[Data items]

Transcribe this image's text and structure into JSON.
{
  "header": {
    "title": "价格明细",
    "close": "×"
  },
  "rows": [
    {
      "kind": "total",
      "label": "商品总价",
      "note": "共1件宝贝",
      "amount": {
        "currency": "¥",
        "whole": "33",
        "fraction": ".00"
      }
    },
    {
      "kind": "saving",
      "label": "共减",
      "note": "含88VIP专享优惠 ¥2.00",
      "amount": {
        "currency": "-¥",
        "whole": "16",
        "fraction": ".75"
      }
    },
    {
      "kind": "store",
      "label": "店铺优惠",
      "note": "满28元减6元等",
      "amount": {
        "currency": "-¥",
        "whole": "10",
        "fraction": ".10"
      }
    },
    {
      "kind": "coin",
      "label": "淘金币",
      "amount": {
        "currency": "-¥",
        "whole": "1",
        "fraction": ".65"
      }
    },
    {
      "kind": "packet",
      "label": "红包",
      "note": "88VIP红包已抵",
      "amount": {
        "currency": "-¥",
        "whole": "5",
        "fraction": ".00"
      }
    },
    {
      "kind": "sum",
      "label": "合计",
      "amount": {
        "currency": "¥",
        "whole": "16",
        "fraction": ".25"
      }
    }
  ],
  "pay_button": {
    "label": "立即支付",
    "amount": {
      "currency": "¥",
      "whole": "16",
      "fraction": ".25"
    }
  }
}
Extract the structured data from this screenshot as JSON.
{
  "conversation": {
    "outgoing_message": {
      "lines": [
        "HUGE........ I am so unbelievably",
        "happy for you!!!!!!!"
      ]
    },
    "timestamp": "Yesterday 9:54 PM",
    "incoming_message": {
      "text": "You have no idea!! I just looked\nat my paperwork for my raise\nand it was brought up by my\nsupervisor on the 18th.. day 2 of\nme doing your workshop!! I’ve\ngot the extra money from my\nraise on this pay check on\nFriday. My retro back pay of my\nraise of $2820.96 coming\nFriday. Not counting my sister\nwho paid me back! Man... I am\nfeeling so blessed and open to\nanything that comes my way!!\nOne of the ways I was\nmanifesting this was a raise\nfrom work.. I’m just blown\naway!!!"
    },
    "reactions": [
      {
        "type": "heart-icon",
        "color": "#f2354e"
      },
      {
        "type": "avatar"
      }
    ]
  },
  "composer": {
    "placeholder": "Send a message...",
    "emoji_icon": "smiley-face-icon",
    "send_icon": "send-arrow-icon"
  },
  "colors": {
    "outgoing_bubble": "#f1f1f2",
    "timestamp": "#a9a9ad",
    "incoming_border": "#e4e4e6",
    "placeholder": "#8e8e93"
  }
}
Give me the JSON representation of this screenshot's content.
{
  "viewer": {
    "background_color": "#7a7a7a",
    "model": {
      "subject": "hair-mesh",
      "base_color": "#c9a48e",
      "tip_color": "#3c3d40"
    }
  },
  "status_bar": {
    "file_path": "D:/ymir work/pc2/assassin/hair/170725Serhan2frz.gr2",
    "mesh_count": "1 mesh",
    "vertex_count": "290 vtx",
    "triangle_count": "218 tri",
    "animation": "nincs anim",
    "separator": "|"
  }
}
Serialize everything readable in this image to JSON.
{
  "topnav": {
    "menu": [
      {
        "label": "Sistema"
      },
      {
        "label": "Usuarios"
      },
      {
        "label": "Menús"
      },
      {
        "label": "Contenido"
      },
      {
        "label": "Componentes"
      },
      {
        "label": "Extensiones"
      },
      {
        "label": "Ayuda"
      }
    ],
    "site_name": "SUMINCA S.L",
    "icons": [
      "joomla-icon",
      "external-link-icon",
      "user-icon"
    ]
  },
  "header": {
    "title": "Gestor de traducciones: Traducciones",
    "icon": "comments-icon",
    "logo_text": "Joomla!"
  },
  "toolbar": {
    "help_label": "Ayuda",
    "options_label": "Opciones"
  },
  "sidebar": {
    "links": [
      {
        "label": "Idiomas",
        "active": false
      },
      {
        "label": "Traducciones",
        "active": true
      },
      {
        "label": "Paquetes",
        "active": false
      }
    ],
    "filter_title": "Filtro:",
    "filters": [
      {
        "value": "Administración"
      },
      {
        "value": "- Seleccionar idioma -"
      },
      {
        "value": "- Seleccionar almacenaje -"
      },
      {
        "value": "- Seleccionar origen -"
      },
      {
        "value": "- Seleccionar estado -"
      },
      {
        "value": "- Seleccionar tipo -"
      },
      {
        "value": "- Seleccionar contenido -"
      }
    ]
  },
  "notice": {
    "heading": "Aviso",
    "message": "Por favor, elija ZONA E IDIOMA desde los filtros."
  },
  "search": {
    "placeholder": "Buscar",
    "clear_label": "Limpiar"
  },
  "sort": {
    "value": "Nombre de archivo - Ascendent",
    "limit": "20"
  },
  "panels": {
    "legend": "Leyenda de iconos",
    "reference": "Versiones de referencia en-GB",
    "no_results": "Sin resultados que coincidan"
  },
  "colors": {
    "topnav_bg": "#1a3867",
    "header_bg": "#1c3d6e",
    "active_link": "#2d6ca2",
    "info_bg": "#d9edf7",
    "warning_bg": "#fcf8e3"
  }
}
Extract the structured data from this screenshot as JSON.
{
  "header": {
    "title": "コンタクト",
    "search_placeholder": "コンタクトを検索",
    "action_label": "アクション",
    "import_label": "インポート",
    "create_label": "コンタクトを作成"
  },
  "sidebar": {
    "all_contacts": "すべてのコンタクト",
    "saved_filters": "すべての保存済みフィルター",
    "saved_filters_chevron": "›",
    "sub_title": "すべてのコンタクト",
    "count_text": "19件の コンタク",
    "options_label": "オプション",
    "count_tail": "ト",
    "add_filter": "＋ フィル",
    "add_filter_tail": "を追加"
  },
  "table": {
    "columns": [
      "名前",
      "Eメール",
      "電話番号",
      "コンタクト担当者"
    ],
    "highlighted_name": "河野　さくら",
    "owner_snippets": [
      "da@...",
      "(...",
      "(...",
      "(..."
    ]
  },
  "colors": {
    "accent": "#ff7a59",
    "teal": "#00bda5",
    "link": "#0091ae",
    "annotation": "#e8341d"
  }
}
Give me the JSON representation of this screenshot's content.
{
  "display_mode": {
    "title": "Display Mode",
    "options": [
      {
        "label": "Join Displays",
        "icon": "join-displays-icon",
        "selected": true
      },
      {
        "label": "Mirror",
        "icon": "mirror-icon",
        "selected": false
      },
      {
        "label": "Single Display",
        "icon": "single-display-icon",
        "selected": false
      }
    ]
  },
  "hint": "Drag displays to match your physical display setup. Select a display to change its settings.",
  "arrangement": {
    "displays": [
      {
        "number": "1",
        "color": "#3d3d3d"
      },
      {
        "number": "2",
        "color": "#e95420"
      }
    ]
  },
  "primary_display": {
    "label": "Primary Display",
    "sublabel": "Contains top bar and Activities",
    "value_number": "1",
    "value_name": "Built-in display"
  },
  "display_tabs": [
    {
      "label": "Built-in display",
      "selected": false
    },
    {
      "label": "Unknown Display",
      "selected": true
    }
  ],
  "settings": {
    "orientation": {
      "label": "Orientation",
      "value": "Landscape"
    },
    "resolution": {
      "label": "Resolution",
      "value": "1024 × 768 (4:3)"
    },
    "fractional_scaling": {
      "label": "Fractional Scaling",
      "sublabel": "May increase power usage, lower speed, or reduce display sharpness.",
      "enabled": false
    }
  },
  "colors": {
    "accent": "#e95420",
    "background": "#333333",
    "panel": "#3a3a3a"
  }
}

Requirements
Write out the records shown above, exactly as they appear.

Written reply
Transcribe this image's text and structure into JSON.
{
  "header": {
    "title": "价格明细",
    "close": "×"
  },
  "rows": [
    {
      "kind": "total",
      "label": "商品总价",
      "note": "共1件宝贝",
      "amount": {
        "currency": "¥",
        "whole": "33",
        "fraction": ".00"
      }
    },
    {
      "kind": "saving",
      "label": "共减",
      "note": "含88VIP专享优惠 ¥2.00",
      "amount": {
        "currency": "-¥",
        "whole": "16",
        "fraction": ".75"
      }
    },
    {
      "kind": "store",
      "label": "店铺优惠",
      "note": "满28元减6元等",
      "amount": {
        "currency": "-¥",
        "whole": "10",
        "fraction": ".10"
      }
    },
    {
      "kind": "coin",
      "label": "淘金币",
      "amount": {
        "currency": "-¥",
        "whole": "1",
        "fraction": ".65"
      }
    },
    {
      "kind": "packet",
      "label": "红包",
      "note": "88VIP红包已抵",
      "amount": {
        "currency": "-¥",
        "whole": "5",
        "fraction": ".00"
      }
    },
    {
      "kind": "sum",
      "label": "合计",
      "amount": {
        "currency": "¥",
        "whole": "16",
        "fraction": ".25"
      }
    }
  ],
  "pay_button": {
    "label": "立即支付",
    "amount": {
      "currency": "¥",
      "whole": "16",
      "fraction": ".25"
    }
  }
}
Extract the structured data from this screenshot as JSON.
{
  "conversation": {
    "outgoing_message": {
      "lines": [
        "HUGE........ I am so unbelievably",
        "happy for you!!!!!!!"
      ]
    },
    "timestamp": "Yesterday 9:54 PM",
    "incoming_message": {
      "text": "You have no idea!! I just looked\nat my paperwork for my raise\nand it was brought up by my\nsupervisor on the 18th.. day 2 of\nme doing your workshop!! I’ve\ngot the extra money from my\nraise on this pay check on\nFriday. My retro back pay of my\nraise of $2820.96 coming\nFriday. Not counting my sister\nwho paid me back! Man... I am\nfeeling so blessed and open to\nanything that comes my way!!\nOne of the ways I was\nmanifesting this was a raise\nfrom work.. I’m just blown\naway!!!"
    },
    "reactions": [
      {
        "type": "heart-icon",
        "color": "#f2354e"
      },
      {
        "type": "avatar"
      }
    ]
  },
  "composer": {
    "placeholder": "Send a message...",
    "emoji_icon": "smiley-face-icon",
    "send_icon": "send-arrow-icon"
  },
  "colors": {
    "outgoing_bubble": "#f1f1f2",
    "timestamp": "#a9a9ad",
    "incoming_border": "#e4e4e6",
    "placeholder": "#8e8e93"
  }
}
Give me the JSON representation of this screenshot's content.
{
  "viewer": {
    "background_color": "#7a7a7a",
    "model": {
      "subject": "hair-mesh",
      "base_color": "#c9a48e",
      "tip_color": "#3c3d40"
    }
  },
  "status_bar": {
    "file_path": "D:/ymir work/pc2/assassin/hair/170725Serhan2frz.gr2",
    "mesh_count": "1 mesh",
    "vertex_count": "290 vtx",
    "triangle_count": "218 tri",
    "animation": "nincs anim",
    "separator": "|"
  }
}
Serialize everything readable in this image to JSON.
{
  "topnav": {
    "menu": [
      {
        "label": "Sistema"
      },
      {
        "label": "Usuarios"
      },
      {
        "label": "Menús"
      },
      {
        "label": "Contenido"
      },
      {
        "label": "Componentes"
      },
      {
        "label": "Extensiones"
      },
      {
        "label": "Ayuda"
      }
    ],
    "site_name": "SUMINCA S.L",
    "icons": [
      "joomla-icon",
      "external-link-icon",
      "user-icon"
    ]
  },
  "header": {
    "title": "Gestor de traducciones: Traducciones",
    "icon": "comments-icon",
    "logo_text": "Joomla!"
  },
  "toolbar": {
    "help_label": "Ayuda",
    "options_label": "Opciones"
  },
  "sidebar": {
    "links": [
      {
        "label": "Idiomas",
        "active": false
      },
      {
        "label": "Traducciones",
        "active": true
      },
      {
        "label": "Paquetes",
        "active": false
      }
    ],
    "filter_title": "Filtro:",
    "filters": [
      {
        "value": "Administración"
      },
      {
        "value": "- Seleccionar idioma -"
      },
      {
        "value": "- Seleccionar almacenaje -"
      },
      {
        "value": "- Seleccionar origen -"
      },
      {
        "value": "- Seleccionar estado -"
      },
      {
        "value": "- Seleccionar tipo -"
      },
      {
        "value": "- Seleccionar contenido -"
      }
    ]
  },
  "notice": {
    "heading": "Aviso",
    "message": "Por favor, elija ZONA E IDIOMA desde los filtros."
  },
  "search": {
    "placeholder": "Buscar",
    "clear_label": "Limpiar"
  },
  "sort": {
    "value": "Nombre de archivo - Ascendent",
    "limit": "20"
  },
  "panels": {
    "legend": "Leyenda de iconos",
    "reference": "Versiones de referencia en-GB",
    "no_results": "Sin resultados que coincidan"
  },
  "colors": {
    "topnav_bg": "#1a3867",
    "header_bg": "#1c3d6e",
    "active_link": "#2d6ca2",
    "info_bg": "#d9edf7",
    "warning_bg": "#fcf8e3"
  }
}
Extract the structured data from this screenshot as JSON.
{
  "header": {
    "title": "コンタクト",
    "search_placeholder": "コンタクトを検索",
    "action_label": "アクション",
    "import_label": "インポート",
    "create_label": "コンタクトを作成"
  },
  "sidebar": {
    "all_contacts": "すべてのコンタクト",
    "saved_filters": "すべての保存済みフィルター",
    "saved_filters_chevron": "›",
    "sub_title": "すべてのコンタクト",
    "count_text": "19件の コンタク",
    "options_label": "オプション",
    "count_tail": "ト",
    "add_filter": "＋ フィル",
    "add_filter_tail": "を追加"
  },
  "table": {
    "columns": [
      "名前",
      "Eメール",
      "電話番号",
      "コンタクト担当者"
    ],
    "highlighted_name": "河野　さくら",
    "owner_snippets": [
      "da@...",
      "(...",
      "(...",
      "(..."
    ]
  },
  "colors": {
    "accent": "#ff7a59",
    "teal": "#00bda5",
    "link": "#0091ae",
    "annotation": "#e8341d"
  }
}
Give me the JSON representation of this screenshot's content.
{
  "display_mode": {
    "title": "Display Mode",
    "options": [
      {
        "label": "Join Displays",
        "icon": "join-displays-icon",
        "selected": true
      },
      {
        "label": "Mirror",
        "icon": "mirror-icon",
        "selected": false
      },
      {
        "label": "Single Display",
        "icon": "single-display-icon",
        "selected": false
      }
    ]
  },
  "hint": "Drag displays to match your physical display setup. Select a display to change its settings.",
  "arrangement": {
    "displays": [
      {
        "number": "1",
        "color": "#3d3d3d"
      },
      {
        "number": "2",
        "color": "#e95420"
      }
    ]
  },
  "primary_display": {
    "label": "Primary Display",
    "sublabel": "Contains top bar and Activities",
    "value_number": "1",
    "value_name": "Built-in display"
  },
  "display_tabs": [
    {
      "label": "Built-in display",
      "selected": false
    },
    {
      "label": "Unknown Display",
      "selected": true
    }
  ],
  "settings": {
    "orientation": {
      "label": "Orientation",
      "value": "Landscape"
    },
    "resolution": {
      "label": "Resolution",
      "value": "1024 × 768 (4:3)"
    },
    "fractional_scaling": {
      "label": "Fractional Scaling",
      "sublabel": "May increase power usage, lower speed, or reduce display sharpness.",
      "enabled": false
    }
  },
  "colors": {
    "accent": "#e95420",
    "background": "#333333",
    "panel": "#3a3a3a"
  }
}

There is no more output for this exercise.